_EXERCISE DIRECTIONS:_ Restate, word for word, every line of the data.

-- Begin RAW RECORDS --

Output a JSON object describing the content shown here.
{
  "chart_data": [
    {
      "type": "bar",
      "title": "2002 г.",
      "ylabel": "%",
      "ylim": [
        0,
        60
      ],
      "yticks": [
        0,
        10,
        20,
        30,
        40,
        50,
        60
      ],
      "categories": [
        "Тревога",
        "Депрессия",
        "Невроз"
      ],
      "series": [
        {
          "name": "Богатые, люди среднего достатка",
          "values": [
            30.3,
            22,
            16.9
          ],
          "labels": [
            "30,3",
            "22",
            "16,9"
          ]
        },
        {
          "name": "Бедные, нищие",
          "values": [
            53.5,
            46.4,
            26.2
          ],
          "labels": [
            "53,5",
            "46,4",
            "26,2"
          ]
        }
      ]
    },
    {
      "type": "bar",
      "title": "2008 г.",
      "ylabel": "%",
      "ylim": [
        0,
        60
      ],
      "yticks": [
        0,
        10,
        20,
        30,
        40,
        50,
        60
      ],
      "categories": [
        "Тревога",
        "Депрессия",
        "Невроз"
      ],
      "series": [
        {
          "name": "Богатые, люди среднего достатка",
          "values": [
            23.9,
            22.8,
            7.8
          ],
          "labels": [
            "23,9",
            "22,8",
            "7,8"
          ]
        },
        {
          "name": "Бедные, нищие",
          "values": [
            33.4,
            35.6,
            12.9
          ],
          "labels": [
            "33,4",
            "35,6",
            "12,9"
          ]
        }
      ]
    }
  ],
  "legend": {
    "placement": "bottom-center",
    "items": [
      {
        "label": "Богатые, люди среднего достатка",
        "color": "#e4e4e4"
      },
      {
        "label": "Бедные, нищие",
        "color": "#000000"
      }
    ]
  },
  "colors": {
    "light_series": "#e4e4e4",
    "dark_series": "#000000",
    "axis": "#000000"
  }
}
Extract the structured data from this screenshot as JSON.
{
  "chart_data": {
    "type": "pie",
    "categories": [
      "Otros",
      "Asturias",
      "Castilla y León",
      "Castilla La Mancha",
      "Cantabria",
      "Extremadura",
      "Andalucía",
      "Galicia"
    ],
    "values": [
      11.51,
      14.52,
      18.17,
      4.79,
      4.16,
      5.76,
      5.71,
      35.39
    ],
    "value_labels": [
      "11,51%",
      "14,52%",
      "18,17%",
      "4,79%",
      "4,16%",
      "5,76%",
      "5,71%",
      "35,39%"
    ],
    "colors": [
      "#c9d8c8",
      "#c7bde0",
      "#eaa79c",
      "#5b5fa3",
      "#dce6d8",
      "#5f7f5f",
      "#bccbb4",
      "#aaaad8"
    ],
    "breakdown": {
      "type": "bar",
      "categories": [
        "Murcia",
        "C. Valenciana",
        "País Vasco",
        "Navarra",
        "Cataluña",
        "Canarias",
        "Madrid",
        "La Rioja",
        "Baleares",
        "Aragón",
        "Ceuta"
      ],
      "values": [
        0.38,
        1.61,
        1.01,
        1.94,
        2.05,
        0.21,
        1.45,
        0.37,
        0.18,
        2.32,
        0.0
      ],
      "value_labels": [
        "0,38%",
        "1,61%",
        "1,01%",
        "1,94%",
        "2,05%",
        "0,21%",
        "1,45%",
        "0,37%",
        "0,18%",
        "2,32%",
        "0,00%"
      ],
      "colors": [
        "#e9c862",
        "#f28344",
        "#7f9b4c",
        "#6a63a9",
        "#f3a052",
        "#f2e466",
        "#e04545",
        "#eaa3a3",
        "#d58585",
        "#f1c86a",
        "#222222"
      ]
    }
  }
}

-- End RAW RECORDS --

_SOLUTION FOR THIS PROBLEM:_
Output a JSON object describing the content shown here.
{
  "chart_data": [
    {
      "type": "bar",
      "title": "2002 г.",
      "ylabel": "%",
      "ylim": [
        0,
        60
      ],
      "yticks": [
        0,
        10,
        20,
        30,
        40,
        50,
        60
      ],
      "categories": [
        "Тревога",
        "Депрессия",
        "Невроз"
      ],
      "series": [
        {
          "name": "Богатые, люди среднего достатка",
          "values": [
            30.3,
            22,
            16.9
          ],
          "labels": [
            "30,3",
            "22",
            "16,9"
          ]
        },
        {
          "name": "Бедные, нищие",
          "values": [
            53.5,
            46.4,
            26.2
          ],
          "labels": [
            "53,5",
            "46,4",
            "26,2"
          ]
        }
      ]
    },
    {
      "type": "bar",
      "title": "2008 г.",
      "ylabel": "%",
      "ylim": [
        0,
        60
      ],
      "yticks": [
        0,
        10,
        20,
        30,
        40,
        50,
        60
      ],
      "categories": [
        "Тревога",
        "Депрессия",
        "Невроз"
      ],
      "series": [
        {
          "name": "Богатые, люди среднего достатка",
          "values": [
            23.9,
            22.8,
            7.8
          ],
          "labels": [
            "23,9",
            "22,8",
            "7,8"
          ]
        },
        {
          "name": "Бедные, нищие",
          "values": [
            33.4,
            35.6,
            12.9
          ],
          "labels": [
            "33,4",
            "35,6",
            "12,9"
          ]
        }
      ]
    }
  ],
  "legend": {
    "placement": "bottom-center",
    "items": [
      {
        "label": "Богатые, люди среднего достатка",
        "color": "#e4e4e4"
      },
      {
        "label": "Бедные, нищие",
        "color": "#000000"
      }
    ]
  },
  "colors": {
    "light_series": "#e4e4e4",
    "dark_series": "#000000",
    "axis": "#000000"
  }
}
Extract the structured data from this screenshot as JSON.
{
  "chart_data": {
    "type": "pie",
    "categories": [
      "Otros",
      "Asturias",
      "Castilla y León",
      "Castilla La Mancha",
      "Cantabria",
      "Extremadura",
      "Andalucía",
      "Galicia"
    ],
    "values": [
      11.51,
      14.52,
      18.17,
      4.79,
      4.16,
      5.76,
      5.71,
      35.39
    ],
    "value_labels": [
      "11,51%",
      "14,52%",
      "18,17%",
      "4,79%",
      "4,16%",
      "5,76%",
      "5,71%",
      "35,39%"
    ],
    "colors": [
      "#c9d8c8",
      "#c7bde0",
      "#eaa79c",
      "#5b5fa3",
      "#dce6d8",
      "#5f7f5f",
      "#bccbb4",
      "#aaaad8"
    ],
    "breakdown": {
      "type": "bar",
      "categories": [
        "Murcia",
        "C. Valenciana",
        "País Vasco",
        "Navarra",
        "Cataluña",
        "Canarias",
        "Madrid",
        "La Rioja",
        "Baleares",
        "Aragón",
        "Ceuta"
      ],
      "values": [
        0.38,
        1.61,
        1.01,
        1.94,
        2.05,
        0.21,
        1.45,
        0.37,
        0.18,
        2.32,
        0.0
      ],
      "value_labels": [
        "0,38%",
        "1,61%",
        "1,01%",
        "1,94%",
        "2,05%",
        "0,21%",
        "1,45%",
        "0,37%",
        "0,18%",
        "2,32%",
        "0,00%"
      ],
      "colors": [
        "#e9c862",
        "#f28344",
        "#7f9b4c",
        "#6a63a9",
        "#f3a052",
        "#f2e466",
        "#e04545",
        "#eaa3a3",
        "#d58585",
        "#f1c86a",
        "#222222"
      ]
    }
  }
}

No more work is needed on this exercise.